Records from a data source
------------------------------------------------------------------------

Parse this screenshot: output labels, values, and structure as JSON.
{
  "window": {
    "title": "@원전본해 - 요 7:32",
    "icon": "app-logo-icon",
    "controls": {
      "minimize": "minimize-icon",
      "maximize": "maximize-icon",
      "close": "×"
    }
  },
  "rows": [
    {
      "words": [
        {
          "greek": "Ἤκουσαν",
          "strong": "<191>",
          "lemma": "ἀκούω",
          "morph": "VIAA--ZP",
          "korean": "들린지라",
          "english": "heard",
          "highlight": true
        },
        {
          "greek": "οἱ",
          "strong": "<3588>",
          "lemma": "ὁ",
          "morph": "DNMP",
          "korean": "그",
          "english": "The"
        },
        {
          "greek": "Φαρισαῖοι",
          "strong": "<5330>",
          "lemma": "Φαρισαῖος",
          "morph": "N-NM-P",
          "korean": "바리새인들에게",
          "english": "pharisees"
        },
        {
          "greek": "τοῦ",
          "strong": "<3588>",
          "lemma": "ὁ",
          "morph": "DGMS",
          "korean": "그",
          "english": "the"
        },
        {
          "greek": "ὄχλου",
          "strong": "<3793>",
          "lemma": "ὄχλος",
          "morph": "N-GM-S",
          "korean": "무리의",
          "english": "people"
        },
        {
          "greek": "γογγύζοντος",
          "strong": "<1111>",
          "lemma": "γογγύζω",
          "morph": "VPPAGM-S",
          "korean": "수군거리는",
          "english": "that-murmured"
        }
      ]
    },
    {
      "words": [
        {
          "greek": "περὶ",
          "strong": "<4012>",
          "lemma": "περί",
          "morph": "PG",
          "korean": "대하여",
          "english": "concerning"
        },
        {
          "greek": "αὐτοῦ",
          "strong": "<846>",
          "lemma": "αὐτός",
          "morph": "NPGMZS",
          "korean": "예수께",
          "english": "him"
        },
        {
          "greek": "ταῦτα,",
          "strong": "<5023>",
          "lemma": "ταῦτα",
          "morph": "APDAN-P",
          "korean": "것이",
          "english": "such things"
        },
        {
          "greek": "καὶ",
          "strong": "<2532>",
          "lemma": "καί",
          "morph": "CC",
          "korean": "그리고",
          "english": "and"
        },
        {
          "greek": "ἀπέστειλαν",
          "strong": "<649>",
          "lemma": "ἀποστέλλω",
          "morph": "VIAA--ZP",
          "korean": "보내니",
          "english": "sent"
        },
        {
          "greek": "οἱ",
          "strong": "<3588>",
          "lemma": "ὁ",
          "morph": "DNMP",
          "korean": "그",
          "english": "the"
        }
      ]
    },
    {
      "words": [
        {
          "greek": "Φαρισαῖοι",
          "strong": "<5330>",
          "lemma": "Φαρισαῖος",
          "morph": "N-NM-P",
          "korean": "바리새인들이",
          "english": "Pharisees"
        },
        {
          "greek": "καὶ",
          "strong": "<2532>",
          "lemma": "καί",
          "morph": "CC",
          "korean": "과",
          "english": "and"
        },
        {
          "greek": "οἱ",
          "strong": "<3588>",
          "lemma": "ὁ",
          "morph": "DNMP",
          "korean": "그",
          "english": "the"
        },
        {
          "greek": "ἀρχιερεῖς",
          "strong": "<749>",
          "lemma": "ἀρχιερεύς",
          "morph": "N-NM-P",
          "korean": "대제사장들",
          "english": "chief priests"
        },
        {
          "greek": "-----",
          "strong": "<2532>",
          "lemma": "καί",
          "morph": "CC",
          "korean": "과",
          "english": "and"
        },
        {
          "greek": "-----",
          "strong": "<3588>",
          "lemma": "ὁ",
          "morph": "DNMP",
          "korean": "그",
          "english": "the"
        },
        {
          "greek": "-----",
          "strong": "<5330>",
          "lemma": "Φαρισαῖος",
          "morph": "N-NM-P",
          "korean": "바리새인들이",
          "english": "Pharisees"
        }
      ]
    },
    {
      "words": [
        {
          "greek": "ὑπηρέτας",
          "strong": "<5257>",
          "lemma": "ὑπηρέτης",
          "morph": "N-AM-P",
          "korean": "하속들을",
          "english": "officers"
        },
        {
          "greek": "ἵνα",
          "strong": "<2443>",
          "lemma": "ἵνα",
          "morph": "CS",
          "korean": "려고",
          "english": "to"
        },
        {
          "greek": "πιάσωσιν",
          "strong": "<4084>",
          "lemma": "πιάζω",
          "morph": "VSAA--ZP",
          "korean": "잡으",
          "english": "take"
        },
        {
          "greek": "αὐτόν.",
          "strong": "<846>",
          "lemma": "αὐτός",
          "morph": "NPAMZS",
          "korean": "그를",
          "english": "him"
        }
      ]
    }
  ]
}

------------------------------------------------------------------------

--- Directions for this task ---
Copy out every line of the data above, exactly as given.

--- Completed task ---
Parse this screenshot: output labels, values, and structure as JSON.
{
  "window": {
    "title": "@원전본해 - 요 7:32",
    "icon": "app-logo-icon",
    "controls": {
      "minimize": "minimize-icon",
      "maximize": "maximize-icon",
      "close": "×"
    }
  },
  "rows": [
    {
      "words": [
        {
          "greek": "Ἤκουσαν",
          "strong": "<191>",
          "lemma": "ἀκούω",
          "morph": "VIAA--ZP",
          "korean": "들린지라",
          "english": "heard",
          "highlight": true
        },
        {
          "greek": "οἱ",
          "strong": "<3588>",
          "lemma": "ὁ",
          "morph": "DNMP",
          "korean": "그",
          "english": "The"
        },
        {
          "greek": "Φαρισαῖοι",
          "strong": "<5330>",
          "lemma": "Φαρισαῖος",
          "morph": "N-NM-P",
          "korean": "바리새인들에게",
          "english": "pharisees"
        },
        {
          "greek": "τοῦ",
          "strong": "<3588>",
          "lemma": "ὁ",
          "morph": "DGMS",
          "korean": "그",
          "english": "the"
        },
        {
          "greek": "ὄχλου",
          "strong": "<3793>",
          "lemma": "ὄχλος",
          "morph": "N-GM-S",
          "korean": "무리의",
          "english": "people"
        },
        {
          "greek": "γογγύζοντος",
          "strong": "<1111>",
          "lemma": "γογγύζω",
          "morph": "VPPAGM-S",
          "korean": "수군거리는",
          "english": "that-murmured"
        }
      ]
    },
    {
      "words": [
        {
          "greek": "περὶ",
          "strong": "<4012>",
          "lemma": "περί",
          "morph": "PG",
          "korean": "대하여",
          "english": "concerning"
        },
        {
          "greek": "αὐτοῦ",
          "strong": "<846>",
          "lemma": "αὐτός",
          "morph": "NPGMZS",
          "korean": "예수께",
          "english": "him"
        },
        {
          "greek": "ταῦτα,",
          "strong": "<5023>",
          "lemma": "ταῦτα",
          "morph": "APDAN-P",
          "korean": "것이",
          "english": "such things"
        },
        {
          "greek": "καὶ",
          "strong": "<2532>",
          "lemma": "καί",
          "morph": "CC",
          "korean": "그리고",
          "english": "and"
        },
        {
          "greek": "ἀπέστειλαν",
          "strong": "<649>",
          "lemma": "ἀποστέλλω",
          "morph": "VIAA--ZP",
          "korean": "보내니",
          "english": "sent"
        },
        {
          "greek": "οἱ",
          "strong": "<3588>",
          "lemma": "ὁ",
          "morph": "DNMP",
          "korean": "그",
          "english": "the"
        }
      ]
    },
    {
      "words": [
        {
          "greek": "Φαρισαῖοι",
          "strong": "<5330>",
          "lemma": "Φαρισαῖος",
          "morph": "N-NM-P",
          "korean": "바리새인들이",
          "english": "Pharisees"
        },
        {
          "greek": "καὶ",
          "strong": "<2532>",
          "lemma": "καί",
          "morph": "CC",
          "korean": "과",
          "english": "and"
        },
        {
          "greek": "οἱ",
          "strong": "<3588>",
          "lemma": "ὁ",
          "morph": "DNMP",
          "korean": "그",
          "english": "the"
        },
        {
          "greek": "ἀρχιερεῖς",
          "strong": "<749>",
          "lemma": "ἀρχιερεύς",
          "morph": "N-NM-P",
          "korean": "대제사장들",
          "english": "chief priests"
        },
        {
          "greek": "-----",
          "strong": "<2532>",
          "lemma": "καί",
          "morph": "CC",
          "korean": "과",
          "english": "and"
        },
        {
          "greek": "-----",
          "strong": "<3588>",
          "lemma": "ὁ",
          "morph": "DNMP",
          "korean": "그",
          "english": "the"
        },
        {
          "greek": "-----",
          "strong": "<5330>",
          "lemma": "Φαρισαῖος",
          "morph": "N-NM-P",
          "korean": "바리새인들이",
          "english": "Pharisees"
        }
      ]
    },
    {
      "words": [
        {
          "greek": "ὑπηρέτας",
          "strong": "<5257>",
          "lemma": "ὑπηρέτης",
          "morph": "N-AM-P",
          "korean": "하속들을",
          "english": "officers"
        },
        {
          "greek": "ἵνα",
          "strong": "<2443>",
          "lemma": "ἵνα",
          "morph": "CS",
          "korean": "려고",
          "english": "to"
        },
        {
          "greek": "πιάσωσιν",
          "strong": "<4084>",
          "lemma": "πιάζω",
          "morph": "VSAA--ZP",
          "korean": "잡으",
          "english": "take"
        },
        {
          "greek": "αὐτόν.",
          "strong": "<846>",
          "lemma": "αὐτός",
          "morph": "NPAMZS",
          "korean": "그를",
          "english": "him"
        }
      ]
    }
  ]
}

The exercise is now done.